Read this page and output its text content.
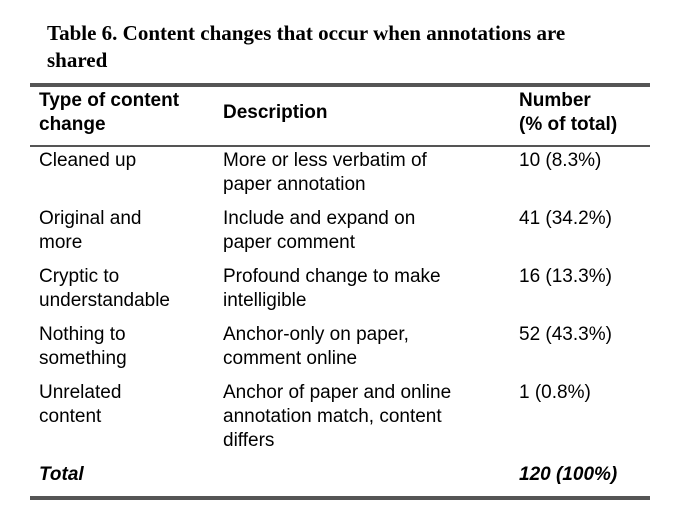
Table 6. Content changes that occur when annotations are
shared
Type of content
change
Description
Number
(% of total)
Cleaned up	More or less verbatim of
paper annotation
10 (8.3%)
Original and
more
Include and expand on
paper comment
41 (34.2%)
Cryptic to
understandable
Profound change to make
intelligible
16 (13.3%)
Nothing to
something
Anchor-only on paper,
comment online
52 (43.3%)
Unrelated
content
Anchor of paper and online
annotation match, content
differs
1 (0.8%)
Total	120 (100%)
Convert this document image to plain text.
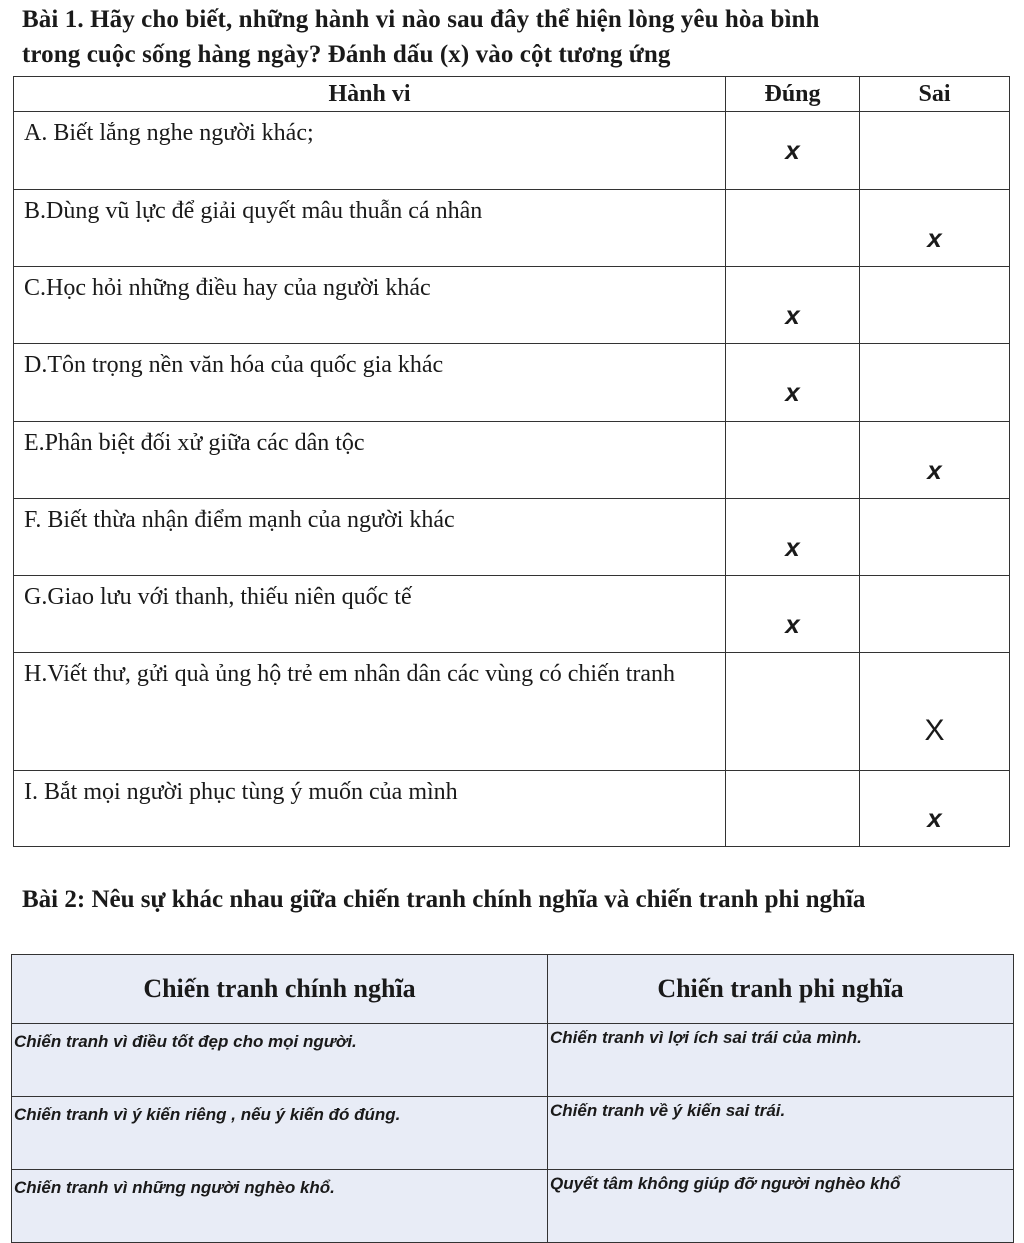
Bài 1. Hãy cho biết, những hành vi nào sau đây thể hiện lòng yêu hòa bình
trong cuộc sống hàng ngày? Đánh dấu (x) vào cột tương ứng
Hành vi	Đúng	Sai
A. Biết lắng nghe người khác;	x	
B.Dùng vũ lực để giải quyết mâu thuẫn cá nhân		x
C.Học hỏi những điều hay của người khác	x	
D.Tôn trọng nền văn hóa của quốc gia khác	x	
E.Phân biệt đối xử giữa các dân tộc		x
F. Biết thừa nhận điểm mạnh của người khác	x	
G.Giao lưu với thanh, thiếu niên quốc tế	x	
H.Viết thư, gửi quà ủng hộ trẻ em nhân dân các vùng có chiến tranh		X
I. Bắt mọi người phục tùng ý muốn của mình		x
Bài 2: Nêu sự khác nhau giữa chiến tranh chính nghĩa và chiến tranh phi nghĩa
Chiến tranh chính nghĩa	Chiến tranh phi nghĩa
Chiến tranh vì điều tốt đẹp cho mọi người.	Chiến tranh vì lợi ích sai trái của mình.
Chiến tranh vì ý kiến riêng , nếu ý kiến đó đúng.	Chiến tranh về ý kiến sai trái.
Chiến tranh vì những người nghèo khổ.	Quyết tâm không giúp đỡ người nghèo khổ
---
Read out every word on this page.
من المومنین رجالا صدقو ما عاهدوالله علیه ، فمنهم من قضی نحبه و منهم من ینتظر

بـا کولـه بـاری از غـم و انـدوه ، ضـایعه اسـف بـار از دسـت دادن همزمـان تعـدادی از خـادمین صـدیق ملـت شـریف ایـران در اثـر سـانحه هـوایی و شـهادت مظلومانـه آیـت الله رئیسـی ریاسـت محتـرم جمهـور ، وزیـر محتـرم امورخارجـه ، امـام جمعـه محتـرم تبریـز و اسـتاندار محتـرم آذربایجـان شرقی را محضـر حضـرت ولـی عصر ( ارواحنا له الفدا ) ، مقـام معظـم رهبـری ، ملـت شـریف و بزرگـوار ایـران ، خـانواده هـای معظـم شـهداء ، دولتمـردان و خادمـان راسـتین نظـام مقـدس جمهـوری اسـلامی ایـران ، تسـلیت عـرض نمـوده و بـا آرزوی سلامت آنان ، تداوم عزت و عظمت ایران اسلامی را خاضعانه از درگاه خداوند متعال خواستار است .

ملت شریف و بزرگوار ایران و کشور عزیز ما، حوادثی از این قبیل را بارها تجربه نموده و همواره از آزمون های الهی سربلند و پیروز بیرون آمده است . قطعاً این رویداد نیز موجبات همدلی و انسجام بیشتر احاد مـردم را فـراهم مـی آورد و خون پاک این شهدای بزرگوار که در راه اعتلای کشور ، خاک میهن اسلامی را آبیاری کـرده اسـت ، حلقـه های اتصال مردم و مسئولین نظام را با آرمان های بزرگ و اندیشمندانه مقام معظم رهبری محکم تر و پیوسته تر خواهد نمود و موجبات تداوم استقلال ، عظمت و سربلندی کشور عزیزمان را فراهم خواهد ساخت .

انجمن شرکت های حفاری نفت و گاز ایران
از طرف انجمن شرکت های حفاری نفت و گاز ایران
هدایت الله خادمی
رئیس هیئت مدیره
--
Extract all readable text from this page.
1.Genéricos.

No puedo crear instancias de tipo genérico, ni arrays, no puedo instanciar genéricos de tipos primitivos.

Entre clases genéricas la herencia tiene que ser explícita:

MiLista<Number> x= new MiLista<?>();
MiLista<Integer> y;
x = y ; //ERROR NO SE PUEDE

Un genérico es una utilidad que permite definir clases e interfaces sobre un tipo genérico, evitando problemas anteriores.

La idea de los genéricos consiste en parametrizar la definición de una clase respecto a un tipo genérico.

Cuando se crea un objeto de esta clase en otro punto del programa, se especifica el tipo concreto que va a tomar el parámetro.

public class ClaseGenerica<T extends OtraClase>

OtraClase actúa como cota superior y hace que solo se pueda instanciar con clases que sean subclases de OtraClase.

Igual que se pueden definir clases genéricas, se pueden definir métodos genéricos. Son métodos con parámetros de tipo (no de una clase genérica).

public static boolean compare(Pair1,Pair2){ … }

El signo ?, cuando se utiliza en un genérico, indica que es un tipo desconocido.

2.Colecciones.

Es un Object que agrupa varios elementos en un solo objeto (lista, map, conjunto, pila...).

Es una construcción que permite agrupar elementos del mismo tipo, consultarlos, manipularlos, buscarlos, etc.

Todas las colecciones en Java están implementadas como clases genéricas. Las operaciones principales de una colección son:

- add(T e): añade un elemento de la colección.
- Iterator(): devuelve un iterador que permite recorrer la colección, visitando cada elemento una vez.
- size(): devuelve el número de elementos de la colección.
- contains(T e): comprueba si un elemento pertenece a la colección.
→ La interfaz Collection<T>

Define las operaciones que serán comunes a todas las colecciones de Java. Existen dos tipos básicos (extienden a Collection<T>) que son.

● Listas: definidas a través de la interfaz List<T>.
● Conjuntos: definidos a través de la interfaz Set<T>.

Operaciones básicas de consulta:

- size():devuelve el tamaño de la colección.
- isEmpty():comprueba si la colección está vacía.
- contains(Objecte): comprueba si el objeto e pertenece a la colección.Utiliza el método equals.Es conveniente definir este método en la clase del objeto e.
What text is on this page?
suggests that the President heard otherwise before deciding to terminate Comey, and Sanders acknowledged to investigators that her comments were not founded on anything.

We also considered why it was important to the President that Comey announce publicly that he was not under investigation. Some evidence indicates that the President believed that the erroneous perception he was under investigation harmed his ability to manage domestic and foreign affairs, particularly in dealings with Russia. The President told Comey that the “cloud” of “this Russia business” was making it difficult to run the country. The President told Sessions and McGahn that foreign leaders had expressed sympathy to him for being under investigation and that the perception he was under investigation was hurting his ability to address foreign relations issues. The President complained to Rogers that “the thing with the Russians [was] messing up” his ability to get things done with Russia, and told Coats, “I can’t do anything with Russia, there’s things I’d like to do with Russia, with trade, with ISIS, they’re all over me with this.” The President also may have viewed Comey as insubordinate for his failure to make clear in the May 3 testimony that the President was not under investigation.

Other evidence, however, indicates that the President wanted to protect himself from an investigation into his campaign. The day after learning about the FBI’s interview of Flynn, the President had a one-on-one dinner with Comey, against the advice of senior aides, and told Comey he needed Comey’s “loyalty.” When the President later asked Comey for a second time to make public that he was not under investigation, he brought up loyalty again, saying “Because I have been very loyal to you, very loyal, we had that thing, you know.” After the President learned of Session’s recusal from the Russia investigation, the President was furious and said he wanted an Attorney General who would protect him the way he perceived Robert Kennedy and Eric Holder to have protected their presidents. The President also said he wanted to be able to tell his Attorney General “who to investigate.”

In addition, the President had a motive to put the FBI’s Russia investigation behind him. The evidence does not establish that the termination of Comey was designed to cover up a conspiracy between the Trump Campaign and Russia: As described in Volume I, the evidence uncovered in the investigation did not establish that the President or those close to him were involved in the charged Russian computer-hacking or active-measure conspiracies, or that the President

### Request
Report how many lines above hold the string "Collection", giving nothing but the number.

### The output
2